= What is asked =
Pictures stay out of your copy, but everything else in the records below must be repeated exactly.

** begin Input data **

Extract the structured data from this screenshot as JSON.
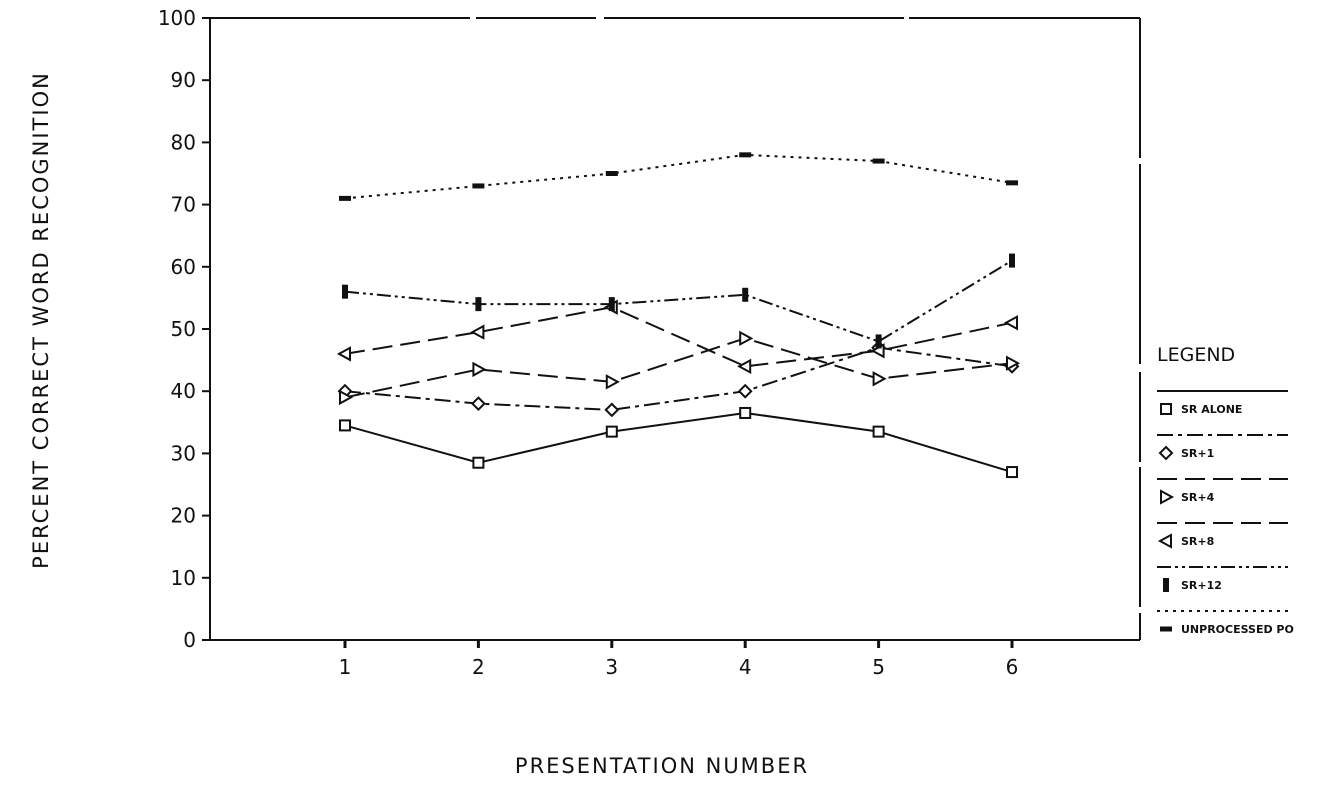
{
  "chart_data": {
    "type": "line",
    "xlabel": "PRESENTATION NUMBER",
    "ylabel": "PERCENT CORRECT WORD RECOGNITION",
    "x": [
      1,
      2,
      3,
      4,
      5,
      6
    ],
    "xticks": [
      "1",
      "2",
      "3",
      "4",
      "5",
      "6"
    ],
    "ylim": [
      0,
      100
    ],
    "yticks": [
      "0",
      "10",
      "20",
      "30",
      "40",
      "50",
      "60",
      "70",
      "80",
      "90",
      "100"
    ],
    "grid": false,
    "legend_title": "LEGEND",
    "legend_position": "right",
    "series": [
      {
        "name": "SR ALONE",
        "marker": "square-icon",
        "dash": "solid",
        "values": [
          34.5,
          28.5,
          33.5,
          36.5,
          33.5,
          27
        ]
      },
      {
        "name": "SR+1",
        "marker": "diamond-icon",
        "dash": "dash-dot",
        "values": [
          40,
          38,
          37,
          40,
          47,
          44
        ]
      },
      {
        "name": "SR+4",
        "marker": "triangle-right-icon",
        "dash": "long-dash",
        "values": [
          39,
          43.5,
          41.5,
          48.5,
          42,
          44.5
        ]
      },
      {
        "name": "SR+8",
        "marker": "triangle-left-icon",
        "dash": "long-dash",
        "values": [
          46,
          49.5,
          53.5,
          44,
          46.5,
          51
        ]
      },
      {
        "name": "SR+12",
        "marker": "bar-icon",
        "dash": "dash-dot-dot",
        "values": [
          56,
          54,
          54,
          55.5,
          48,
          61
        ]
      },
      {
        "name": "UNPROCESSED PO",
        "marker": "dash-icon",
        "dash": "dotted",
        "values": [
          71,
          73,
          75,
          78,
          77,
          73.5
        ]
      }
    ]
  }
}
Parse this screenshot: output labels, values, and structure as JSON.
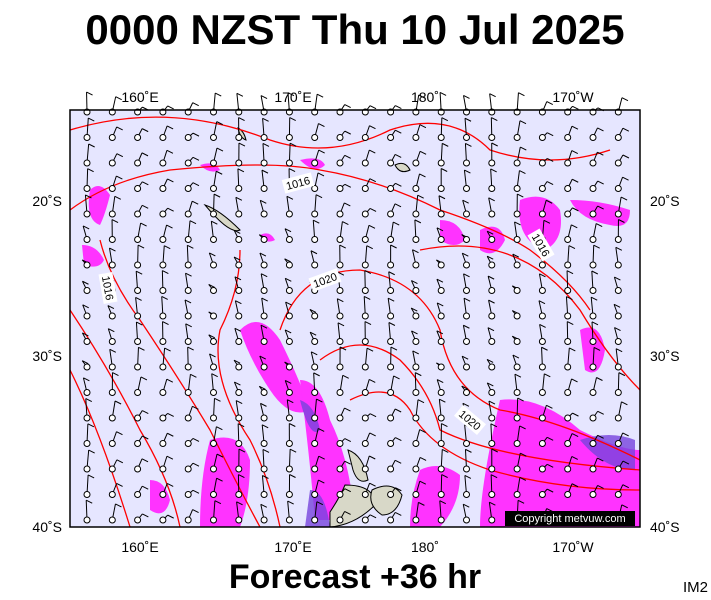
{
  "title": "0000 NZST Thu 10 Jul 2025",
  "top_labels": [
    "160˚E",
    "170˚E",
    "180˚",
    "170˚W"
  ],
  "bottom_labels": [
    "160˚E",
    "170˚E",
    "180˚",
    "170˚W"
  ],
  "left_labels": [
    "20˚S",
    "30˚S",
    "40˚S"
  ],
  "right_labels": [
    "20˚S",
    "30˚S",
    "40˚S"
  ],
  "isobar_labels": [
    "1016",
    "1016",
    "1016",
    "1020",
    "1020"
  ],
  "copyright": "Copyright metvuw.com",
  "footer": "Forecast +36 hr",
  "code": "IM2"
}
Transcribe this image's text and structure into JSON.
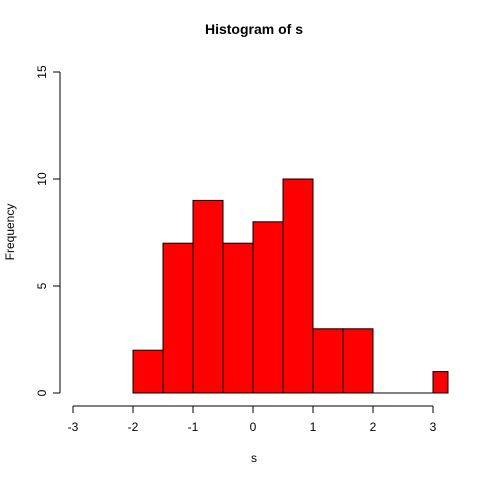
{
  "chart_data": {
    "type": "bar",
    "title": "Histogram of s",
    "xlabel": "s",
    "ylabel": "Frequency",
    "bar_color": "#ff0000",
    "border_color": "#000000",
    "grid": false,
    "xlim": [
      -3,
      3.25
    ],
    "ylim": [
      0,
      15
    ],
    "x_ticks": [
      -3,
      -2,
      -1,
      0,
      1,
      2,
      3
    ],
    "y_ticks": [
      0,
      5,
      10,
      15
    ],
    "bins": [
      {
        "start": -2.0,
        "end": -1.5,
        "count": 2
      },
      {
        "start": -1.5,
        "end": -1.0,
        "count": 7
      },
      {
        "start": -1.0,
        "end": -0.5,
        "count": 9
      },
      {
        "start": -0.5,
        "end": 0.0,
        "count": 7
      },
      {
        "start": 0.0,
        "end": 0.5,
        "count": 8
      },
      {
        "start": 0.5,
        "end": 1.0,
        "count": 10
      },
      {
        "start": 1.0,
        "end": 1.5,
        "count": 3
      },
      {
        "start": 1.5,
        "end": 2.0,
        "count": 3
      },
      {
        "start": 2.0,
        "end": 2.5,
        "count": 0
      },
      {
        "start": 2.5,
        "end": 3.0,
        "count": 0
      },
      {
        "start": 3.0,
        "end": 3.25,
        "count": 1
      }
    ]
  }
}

** end Input data **

= Written response =
Extract the structured data from this screenshot as JSON.
{
  "chart_data": {
    "type": "line",
    "xlabel": "PRESENTATION NUMBER",
    "ylabel": "PERCENT CORRECT WORD RECOGNITION",
    "x": [
      1,
      2,
      3,
      4,
      5,
      6
    ],
    "xticks": [
      "1",
      "2",
      "3",
      "4",
      "5",
      "6"
    ],
    "ylim": [
      0,
      100
    ],
    "yticks": [
      "0",
      "10",
      "20",
      "30",
      "40",
      "50",
      "60",
      "70",
      "80",
      "90",
      "100"
    ],
    "grid": false,
    "legend_title": "LEGEND",
    "legend_position": "right",
    "series": [
      {
        "name": "SR ALONE",
        "marker": "square-icon",
        "dash": "solid",
        "values": [
          34.5,
          28.5,
          33.5,
          36.5,
          33.5,
          27
        ]
      },
      {
        "name": "SR+1",
        "marker": "diamond-icon",
        "dash": "dash-dot",
        "values": [
          40,
          38,
          37,
          40,
          47,
          44
        ]
      },
      {
        "name": "SR+4",
        "marker": "triangle-right-icon",
        "dash": "long-dash",
        "values": [
          39,
          43.5,
          41.5,
          48.5,
          42,
          44.5
        ]
      },
      {
        "name": "SR+8",
        "marker": "triangle-left-icon",
        "dash": "long-dash",
        "values": [
          46,
          49.5,
          53.5,
          44,
          46.5,
          51
        ]
      },
      {
        "name": "SR+12",
        "marker": "bar-icon",
        "dash": "dash-dot-dot",
        "values": [
          56,
          54,
          54,
          55.5,
          48,
          61
        ]
      },
      {
        "name": "UNPROCESSED PO",
        "marker": "dash-icon",
        "dash": "dotted",
        "values": [
          71,
          73,
          75,
          78,
          77,
          73.5
        ]
      }
    ]
  }
}
Parse this screenshot: output labels, values, and structure as JSON.
{
  "title": "0000 NZST Thu 10 Jul 2025",
  "top_labels": [
    "160˚E",
    "170˚E",
    "180˚",
    "170˚W"
  ],
  "bottom_labels": [
    "160˚E",
    "170˚E",
    "180˚",
    "170˚W"
  ],
  "left_labels": [
    "20˚S",
    "30˚S",
    "40˚S"
  ],
  "right_labels": [
    "20˚S",
    "30˚S",
    "40˚S"
  ],
  "isobar_labels": [
    "1016",
    "1016",
    "1016",
    "1020",
    "1020"
  ],
  "copyright": "Copyright metvuw.com",
  "footer": "Forecast +36 hr",
  "code": "IM2"
}
Transcribe this image's text and structure into JSON.
{
  "chart_data": {
    "type": "bar",
    "title": "Histogram of s",
    "xlabel": "s",
    "ylabel": "Frequency",
    "bar_color": "#ff0000",
    "border_color": "#000000",
    "grid": false,
    "xlim": [
      -3,
      3.25
    ],
    "ylim": [
      0,
      15
    ],
    "x_ticks": [
      -3,
      -2,
      -1,
      0,
      1,
      2,
      3
    ],
    "y_ticks": [
      0,
      5,
      10,
      15
    ],
    "bins": [
      {
        "start": -2.0,
        "end": -1.5,
        "count": 2
      },
      {
        "start": -1.5,
        "end": -1.0,
        "count": 7
      },
      {
        "start": -1.0,
        "end": -0.5,
        "count": 9
      },
      {
        "start": -0.5,
        "end": 0.0,
        "count": 7
      },
      {
        "start": 0.0,
        "end": 0.5,
        "count": 8
      },
      {
        "start": 0.5,
        "end": 1.0,
        "count": 10
      },
      {
        "start": 1.0,
        "end": 1.5,
        "count": 3
      },
      {
        "start": 1.5,
        "end": 2.0,
        "count": 3
      },
      {
        "start": 2.0,
        "end": 2.5,
        "count": 0
      },
      {
        "start": 2.5,
        "end": 3.0,
        "count": 0
      },
      {
        "start": 3.0,
        "end": 3.25,
        "count": 1
      }
    ]
  }
}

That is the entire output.